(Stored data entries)
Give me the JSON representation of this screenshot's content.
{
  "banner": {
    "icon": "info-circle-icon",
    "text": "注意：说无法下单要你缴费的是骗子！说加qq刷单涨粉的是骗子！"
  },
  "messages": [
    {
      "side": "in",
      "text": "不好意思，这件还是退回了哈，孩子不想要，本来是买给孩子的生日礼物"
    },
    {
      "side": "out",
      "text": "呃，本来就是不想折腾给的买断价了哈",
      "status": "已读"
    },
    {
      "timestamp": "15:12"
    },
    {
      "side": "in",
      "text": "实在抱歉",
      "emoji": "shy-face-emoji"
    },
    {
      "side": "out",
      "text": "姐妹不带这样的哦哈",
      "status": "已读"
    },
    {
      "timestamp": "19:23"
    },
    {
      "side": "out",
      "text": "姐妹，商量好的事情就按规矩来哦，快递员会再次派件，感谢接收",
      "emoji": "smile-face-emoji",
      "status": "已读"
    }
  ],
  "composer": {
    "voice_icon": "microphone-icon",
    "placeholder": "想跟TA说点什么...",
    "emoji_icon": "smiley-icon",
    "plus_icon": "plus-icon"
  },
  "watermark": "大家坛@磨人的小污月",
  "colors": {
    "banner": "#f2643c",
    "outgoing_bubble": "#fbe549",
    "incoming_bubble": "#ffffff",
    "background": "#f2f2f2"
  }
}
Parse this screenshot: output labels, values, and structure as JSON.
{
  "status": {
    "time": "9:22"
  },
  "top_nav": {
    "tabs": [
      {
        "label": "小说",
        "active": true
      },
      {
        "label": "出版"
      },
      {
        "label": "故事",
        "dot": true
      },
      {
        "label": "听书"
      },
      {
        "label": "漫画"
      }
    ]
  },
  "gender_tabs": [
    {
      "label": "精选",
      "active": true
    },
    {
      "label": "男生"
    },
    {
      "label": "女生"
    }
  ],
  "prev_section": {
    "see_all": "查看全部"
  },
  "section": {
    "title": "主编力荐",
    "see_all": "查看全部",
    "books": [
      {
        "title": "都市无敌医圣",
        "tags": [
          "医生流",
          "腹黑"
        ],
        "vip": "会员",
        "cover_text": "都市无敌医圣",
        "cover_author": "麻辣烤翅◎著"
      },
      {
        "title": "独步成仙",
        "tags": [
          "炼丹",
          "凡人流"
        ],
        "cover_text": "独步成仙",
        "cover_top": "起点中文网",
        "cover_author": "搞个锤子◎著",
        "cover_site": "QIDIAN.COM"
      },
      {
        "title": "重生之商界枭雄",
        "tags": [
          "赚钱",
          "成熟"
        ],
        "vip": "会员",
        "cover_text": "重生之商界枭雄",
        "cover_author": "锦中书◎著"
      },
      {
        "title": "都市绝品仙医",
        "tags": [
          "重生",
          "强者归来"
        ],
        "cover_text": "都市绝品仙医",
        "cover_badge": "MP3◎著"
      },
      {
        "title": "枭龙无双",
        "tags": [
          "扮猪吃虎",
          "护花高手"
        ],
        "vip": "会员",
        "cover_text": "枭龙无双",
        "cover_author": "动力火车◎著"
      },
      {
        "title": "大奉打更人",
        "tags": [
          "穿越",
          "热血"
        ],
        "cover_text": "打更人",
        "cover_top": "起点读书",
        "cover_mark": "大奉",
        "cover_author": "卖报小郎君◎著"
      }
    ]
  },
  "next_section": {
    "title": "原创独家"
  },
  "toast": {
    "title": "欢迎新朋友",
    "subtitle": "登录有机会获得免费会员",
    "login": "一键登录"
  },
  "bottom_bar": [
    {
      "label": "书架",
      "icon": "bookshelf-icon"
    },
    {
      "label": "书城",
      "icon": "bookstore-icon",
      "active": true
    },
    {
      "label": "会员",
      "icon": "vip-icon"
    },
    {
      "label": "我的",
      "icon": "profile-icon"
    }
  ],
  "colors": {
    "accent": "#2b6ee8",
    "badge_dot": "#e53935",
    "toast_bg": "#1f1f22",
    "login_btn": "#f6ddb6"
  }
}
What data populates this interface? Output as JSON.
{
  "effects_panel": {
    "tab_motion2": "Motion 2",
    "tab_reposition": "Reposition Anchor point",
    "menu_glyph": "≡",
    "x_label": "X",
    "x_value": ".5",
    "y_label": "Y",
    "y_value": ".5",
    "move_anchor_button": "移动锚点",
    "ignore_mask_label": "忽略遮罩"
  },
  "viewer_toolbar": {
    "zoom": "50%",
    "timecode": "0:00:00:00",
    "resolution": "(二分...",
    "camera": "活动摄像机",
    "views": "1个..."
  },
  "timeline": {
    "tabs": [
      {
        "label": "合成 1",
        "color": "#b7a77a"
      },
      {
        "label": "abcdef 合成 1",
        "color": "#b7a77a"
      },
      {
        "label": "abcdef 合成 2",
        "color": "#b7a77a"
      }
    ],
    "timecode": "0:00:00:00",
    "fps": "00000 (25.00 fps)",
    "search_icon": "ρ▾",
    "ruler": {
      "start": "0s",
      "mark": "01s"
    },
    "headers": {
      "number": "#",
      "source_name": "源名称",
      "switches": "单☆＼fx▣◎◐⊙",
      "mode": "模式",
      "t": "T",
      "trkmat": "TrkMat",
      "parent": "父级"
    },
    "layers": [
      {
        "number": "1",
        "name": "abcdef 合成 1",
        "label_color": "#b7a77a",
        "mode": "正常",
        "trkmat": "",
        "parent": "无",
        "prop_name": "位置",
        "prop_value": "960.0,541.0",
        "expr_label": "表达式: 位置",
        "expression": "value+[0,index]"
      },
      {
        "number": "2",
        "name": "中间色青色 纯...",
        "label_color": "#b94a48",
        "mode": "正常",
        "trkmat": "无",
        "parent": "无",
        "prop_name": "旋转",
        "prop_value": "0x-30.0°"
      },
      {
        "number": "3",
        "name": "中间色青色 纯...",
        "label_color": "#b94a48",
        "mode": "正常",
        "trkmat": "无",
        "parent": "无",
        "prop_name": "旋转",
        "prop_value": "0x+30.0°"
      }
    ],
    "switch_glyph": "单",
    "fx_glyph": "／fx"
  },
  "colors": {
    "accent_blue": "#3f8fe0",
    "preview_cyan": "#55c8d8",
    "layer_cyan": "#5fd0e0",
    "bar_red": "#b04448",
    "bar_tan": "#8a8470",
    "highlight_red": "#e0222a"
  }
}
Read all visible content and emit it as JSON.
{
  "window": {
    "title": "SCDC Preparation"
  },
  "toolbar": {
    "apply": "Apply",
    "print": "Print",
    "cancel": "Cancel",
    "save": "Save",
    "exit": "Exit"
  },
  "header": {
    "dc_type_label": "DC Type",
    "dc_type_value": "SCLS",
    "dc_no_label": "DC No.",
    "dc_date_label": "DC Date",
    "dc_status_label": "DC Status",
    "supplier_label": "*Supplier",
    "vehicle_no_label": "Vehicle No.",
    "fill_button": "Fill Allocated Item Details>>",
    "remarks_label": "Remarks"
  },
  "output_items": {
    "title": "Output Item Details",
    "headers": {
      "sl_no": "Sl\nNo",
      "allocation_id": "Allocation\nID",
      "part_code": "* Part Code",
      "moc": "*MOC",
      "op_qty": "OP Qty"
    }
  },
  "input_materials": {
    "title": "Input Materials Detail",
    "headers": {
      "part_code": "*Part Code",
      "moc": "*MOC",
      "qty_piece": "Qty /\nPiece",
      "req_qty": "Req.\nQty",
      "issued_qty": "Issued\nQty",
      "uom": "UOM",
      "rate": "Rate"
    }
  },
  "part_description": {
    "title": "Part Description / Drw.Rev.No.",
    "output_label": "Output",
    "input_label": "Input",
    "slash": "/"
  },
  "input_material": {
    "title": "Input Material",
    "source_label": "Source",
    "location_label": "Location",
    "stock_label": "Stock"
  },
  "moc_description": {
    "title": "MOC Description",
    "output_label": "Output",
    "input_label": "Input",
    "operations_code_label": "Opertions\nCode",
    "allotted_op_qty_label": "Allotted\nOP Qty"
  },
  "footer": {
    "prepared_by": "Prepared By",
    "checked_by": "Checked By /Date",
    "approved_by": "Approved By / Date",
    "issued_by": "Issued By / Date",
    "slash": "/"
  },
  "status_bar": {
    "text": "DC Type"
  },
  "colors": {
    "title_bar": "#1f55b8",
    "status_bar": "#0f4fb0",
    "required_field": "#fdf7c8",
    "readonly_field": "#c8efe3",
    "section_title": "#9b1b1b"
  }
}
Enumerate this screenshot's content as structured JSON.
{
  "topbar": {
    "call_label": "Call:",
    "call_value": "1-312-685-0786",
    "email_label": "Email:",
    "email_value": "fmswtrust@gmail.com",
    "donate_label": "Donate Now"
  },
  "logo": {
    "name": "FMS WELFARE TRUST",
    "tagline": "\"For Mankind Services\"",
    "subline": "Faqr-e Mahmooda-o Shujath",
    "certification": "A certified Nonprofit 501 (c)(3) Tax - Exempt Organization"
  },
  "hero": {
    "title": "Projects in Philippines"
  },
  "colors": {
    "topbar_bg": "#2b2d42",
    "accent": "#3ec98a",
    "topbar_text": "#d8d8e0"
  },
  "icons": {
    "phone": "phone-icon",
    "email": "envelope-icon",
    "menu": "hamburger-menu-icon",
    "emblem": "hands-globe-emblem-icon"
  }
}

■ **Instruction**:
Find the string "JSON" in the listing and return every line that holds it.

■ **Task answer**:
Give me the JSON representation of this screenshot's content.
Parse this screenshot: output labels, values, and structure as JSON.
What data populates this interface? Output as JSON.
Read all visible content and emit it as JSON.
Enumerate this screenshot's content as structured JSON.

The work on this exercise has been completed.